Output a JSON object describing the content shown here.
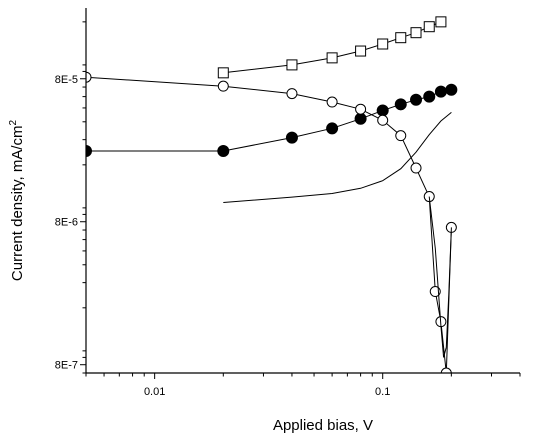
{
  "chart_data": {
    "type": "scatter",
    "title": "",
    "xlabel": "Applied bias, V",
    "ylabel_text": "Current density, mA/cm",
    "ylabel_sup": "2",
    "xscale": "log",
    "yscale": "log",
    "xlim": [
      0.005,
      0.4
    ],
    "ylim": [
      7e-07,
      0.00025
    ],
    "x_ticks": [
      {
        "value": 0.01,
        "label": "0.01"
      },
      {
        "value": 0.1,
        "label": "0.1"
      }
    ],
    "y_ticks": [
      {
        "value": 8e-07,
        "label": "8E-7"
      },
      {
        "value": 8e-06,
        "label": "8E-6"
      },
      {
        "value": 8e-05,
        "label": "8E-5"
      }
    ],
    "grid": false,
    "series": [
      {
        "marker": "open-square",
        "line": "solid",
        "x": [
          0.02,
          0.04,
          0.06,
          0.08,
          0.1,
          0.12,
          0.14,
          0.16,
          0.18
        ],
        "y": [
          8.8e-05,
          0.0001,
          0.000112,
          0.000125,
          0.00014,
          0.000155,
          0.000168,
          0.000185,
          0.0002
        ]
      },
      {
        "marker": "filled-circle",
        "line": "solid",
        "x": [
          0.005,
          0.02,
          0.04,
          0.06,
          0.08,
          0.1,
          0.12,
          0.14,
          0.16,
          0.18,
          0.2
        ],
        "y": [
          2.5e-05,
          2.5e-05,
          3.1e-05,
          3.6e-05,
          4.2e-05,
          4.8e-05,
          5.3e-05,
          5.7e-05,
          6e-05,
          6.5e-05,
          6.7e-05
        ]
      },
      {
        "marker": "open-circle",
        "line": "solid",
        "x": [
          0.005,
          0.02,
          0.04,
          0.06,
          0.08,
          0.1,
          0.12,
          0.14,
          0.16,
          0.17,
          0.18,
          0.19,
          0.2
        ],
        "y": [
          8.2e-05,
          7.1e-05,
          6.3e-05,
          5.5e-05,
          4.9e-05,
          4.1e-05,
          3.2e-05,
          1.9e-05,
          1.2e-05,
          2.6e-06,
          1.6e-06,
          7e-07,
          7.3e-06
        ]
      },
      {
        "marker": "none",
        "line": "solid",
        "x": [
          0.02,
          0.04,
          0.06,
          0.08,
          0.1,
          0.12,
          0.14,
          0.16,
          0.18,
          0.2
        ],
        "y": [
          1.09e-05,
          1.19e-05,
          1.26e-05,
          1.37e-05,
          1.55e-05,
          1.88e-05,
          2.45e-05,
          3.25e-05,
          4.05e-05,
          4.65e-05
        ]
      },
      {
        "marker": "none",
        "line": "solid",
        "x": [
          0.16,
          0.17,
          0.18,
          0.185,
          0.19,
          0.195,
          0.2
        ],
        "y": [
          1.2e-05,
          5.2e-06,
          1.5e-06,
          9e-07,
          1.06e-06,
          2.5e-06,
          7.3e-06
        ]
      }
    ]
  }
}
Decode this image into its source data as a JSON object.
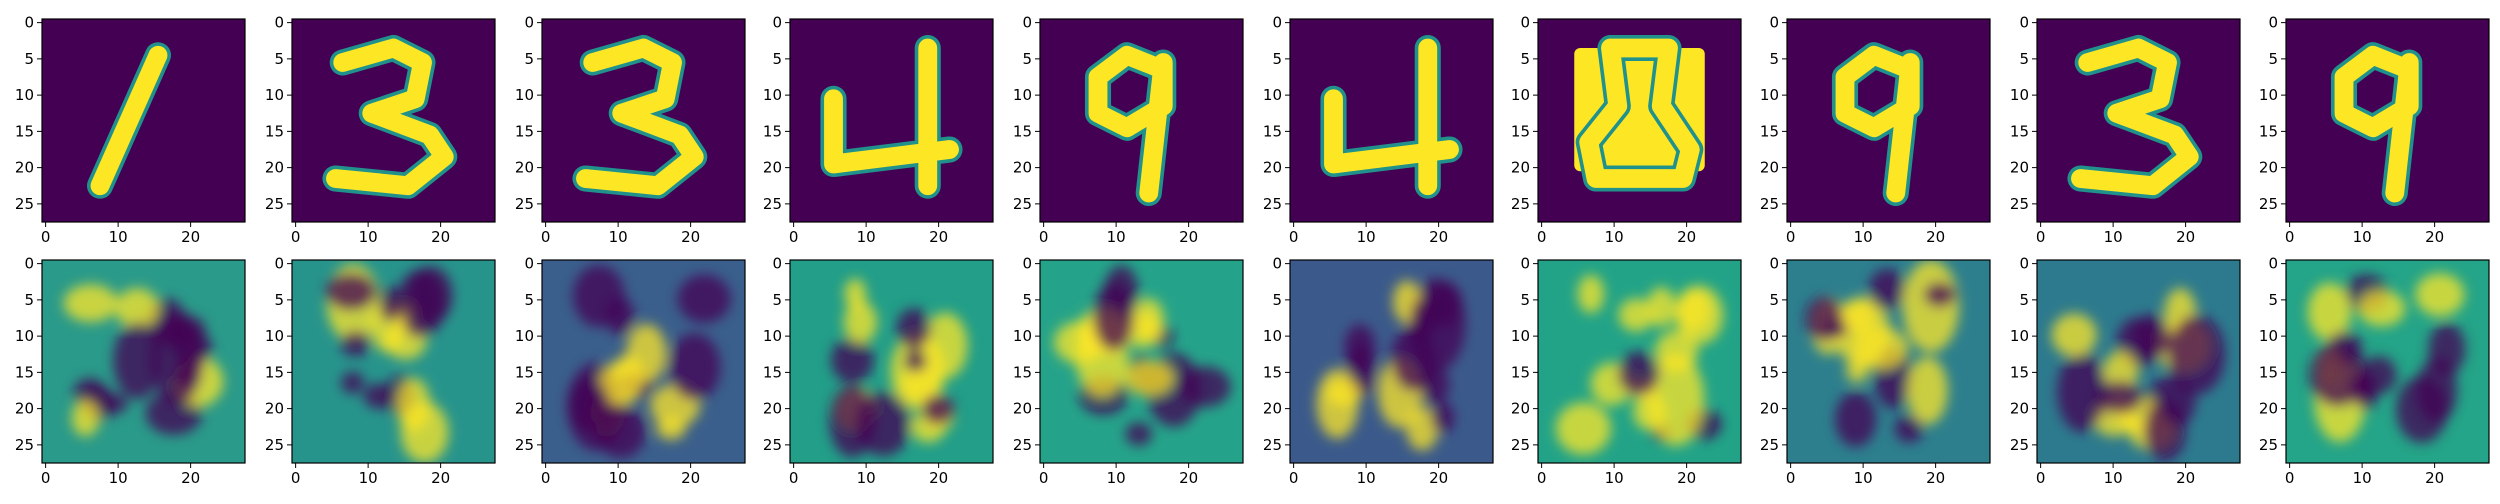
{
  "chart_data": {
    "type": "heatmap",
    "description_rows": [
      "input digits",
      "reconstructions"
    ],
    "colormap": "viridis",
    "image_size": [
      28,
      28
    ],
    "x_ticks": [
      0,
      10,
      20
    ],
    "y_ticks": [
      0,
      5,
      10,
      15,
      20,
      25
    ],
    "panels": [
      {
        "row": 0,
        "col": 0,
        "digit": "1"
      },
      {
        "row": 0,
        "col": 1,
        "digit": "3"
      },
      {
        "row": 0,
        "col": 2,
        "digit": "3"
      },
      {
        "row": 0,
        "col": 3,
        "digit": "4"
      },
      {
        "row": 0,
        "col": 4,
        "digit": "9"
      },
      {
        "row": 0,
        "col": 5,
        "digit": "4"
      },
      {
        "row": 0,
        "col": 6,
        "digit": "8"
      },
      {
        "row": 0,
        "col": 7,
        "digit": "9"
      },
      {
        "row": 0,
        "col": 8,
        "digit": "3"
      },
      {
        "row": 0,
        "col": 9,
        "digit": "9"
      },
      {
        "row": 1,
        "col": 0,
        "background": "#2a9a8a"
      },
      {
        "row": 1,
        "col": 1,
        "background": "#27948c"
      },
      {
        "row": 1,
        "col": 2,
        "background": "#3a5f8c"
      },
      {
        "row": 1,
        "col": 3,
        "background": "#229e89"
      },
      {
        "row": 1,
        "col": 4,
        "background": "#25a38a"
      },
      {
        "row": 1,
        "col": 5,
        "background": "#3b5a8b"
      },
      {
        "row": 1,
        "col": 6,
        "background": "#22a388"
      },
      {
        "row": 1,
        "col": 7,
        "background": "#2d7f8e"
      },
      {
        "row": 1,
        "col": 8,
        "background": "#2d7a8e"
      },
      {
        "row": 1,
        "col": 9,
        "background": "#24a488"
      }
    ],
    "grid": false
  },
  "colors": {
    "dark": "#440154",
    "bright": "#fde725",
    "mid": "#21918c"
  }
}
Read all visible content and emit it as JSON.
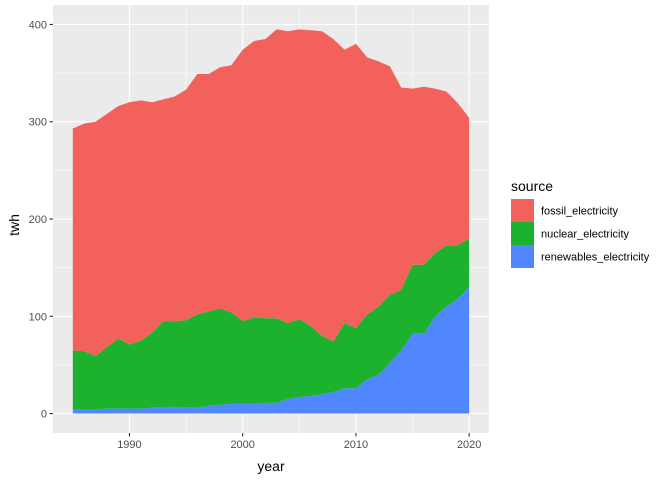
{
  "chart_data": {
    "type": "area",
    "stacked": true,
    "xlabel": "year",
    "ylabel": "twh",
    "xlim": [
      1985,
      2020
    ],
    "ylim": [
      0,
      400
    ],
    "xticks": [
      1990,
      2000,
      2010,
      2020
    ],
    "yticks": [
      0,
      100,
      200,
      300,
      400
    ],
    "grid": true,
    "legend": {
      "title": "source",
      "position": "right"
    },
    "x": [
      1985,
      1986,
      1987,
      1988,
      1989,
      1990,
      1991,
      1992,
      1993,
      1994,
      1995,
      1996,
      1997,
      1998,
      1999,
      2000,
      2001,
      2002,
      2003,
      2004,
      2005,
      2006,
      2007,
      2008,
      2009,
      2010,
      2011,
      2012,
      2013,
      2014,
      2015,
      2016,
      2017,
      2018,
      2019,
      2020
    ],
    "series": [
      {
        "name": "renewables_electricity",
        "color": "#5087FF",
        "values": [
          4,
          4,
          4,
          5,
          5,
          5,
          5,
          6,
          6,
          7,
          6,
          6,
          8,
          9,
          10,
          10,
          10,
          11,
          11,
          15,
          17,
          18,
          20,
          22,
          26,
          26,
          35,
          40,
          52,
          65,
          82,
          82,
          100,
          110,
          118,
          130
        ]
      },
      {
        "name": "nuclear_electricity",
        "color": "#1CB22E",
        "values": [
          61,
          60,
          55,
          63,
          72,
          66,
          70,
          77,
          89,
          88,
          90,
          96,
          97,
          99,
          94,
          85,
          89,
          87,
          87,
          78,
          80,
          72,
          60,
          52,
          67,
          62,
          67,
          70,
          70,
          62,
          71,
          71,
          65,
          63,
          55,
          50
        ]
      },
      {
        "name": "fossil_electricity",
        "color": "#F3615D",
        "values": [
          228,
          234,
          241,
          240,
          239,
          249,
          247,
          237,
          228,
          231,
          237,
          247,
          244,
          248,
          254,
          279,
          284,
          287,
          297,
          300,
          298,
          304,
          313,
          311,
          281,
          292,
          264,
          252,
          235,
          208,
          181,
          183,
          169,
          158,
          146,
          124
        ]
      }
    ]
  }
}
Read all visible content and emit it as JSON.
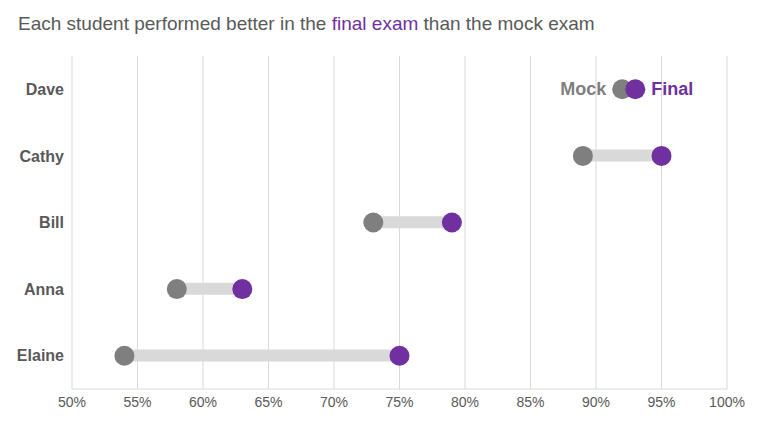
{
  "chart_data": {
    "type": "dumbbell",
    "title": "Each student performed better in the final exam than the mock exam",
    "title_highlight": "final exam",
    "categories": [
      "Dave",
      "Cathy",
      "Bill",
      "Anna",
      "Elaine"
    ],
    "series": [
      {
        "name": "Mock",
        "color": "#7f7f7f",
        "values": [
          92,
          89,
          73,
          58,
          54
        ]
      },
      {
        "name": "Final",
        "color": "#7030a0",
        "values": [
          93,
          95,
          79,
          63,
          75
        ]
      }
    ],
    "xlim": [
      50,
      100
    ],
    "xticks": [
      {
        "value": 50,
        "label": "50%"
      },
      {
        "value": 55,
        "label": "55%"
      },
      {
        "value": 60,
        "label": "60%"
      },
      {
        "value": 65,
        "label": "65%"
      },
      {
        "value": 70,
        "label": "70%"
      },
      {
        "value": 75,
        "label": "75%"
      },
      {
        "value": 80,
        "label": "80%"
      },
      {
        "value": 85,
        "label": "85%"
      },
      {
        "value": 90,
        "label": "90%"
      },
      {
        "value": 95,
        "label": "95%"
      },
      {
        "value": 100,
        "label": "100%"
      }
    ],
    "grid": true,
    "orientation": "horizontal"
  }
}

◆ ◆ ◆ ◆

*WHAT THE EXERCISE ASKS*:
Which lines hold the word "open"? Copy each of them from the records.

*EXERCISE SOLUTION*:
        "marker": "open-square",
        "marker": "open-circle",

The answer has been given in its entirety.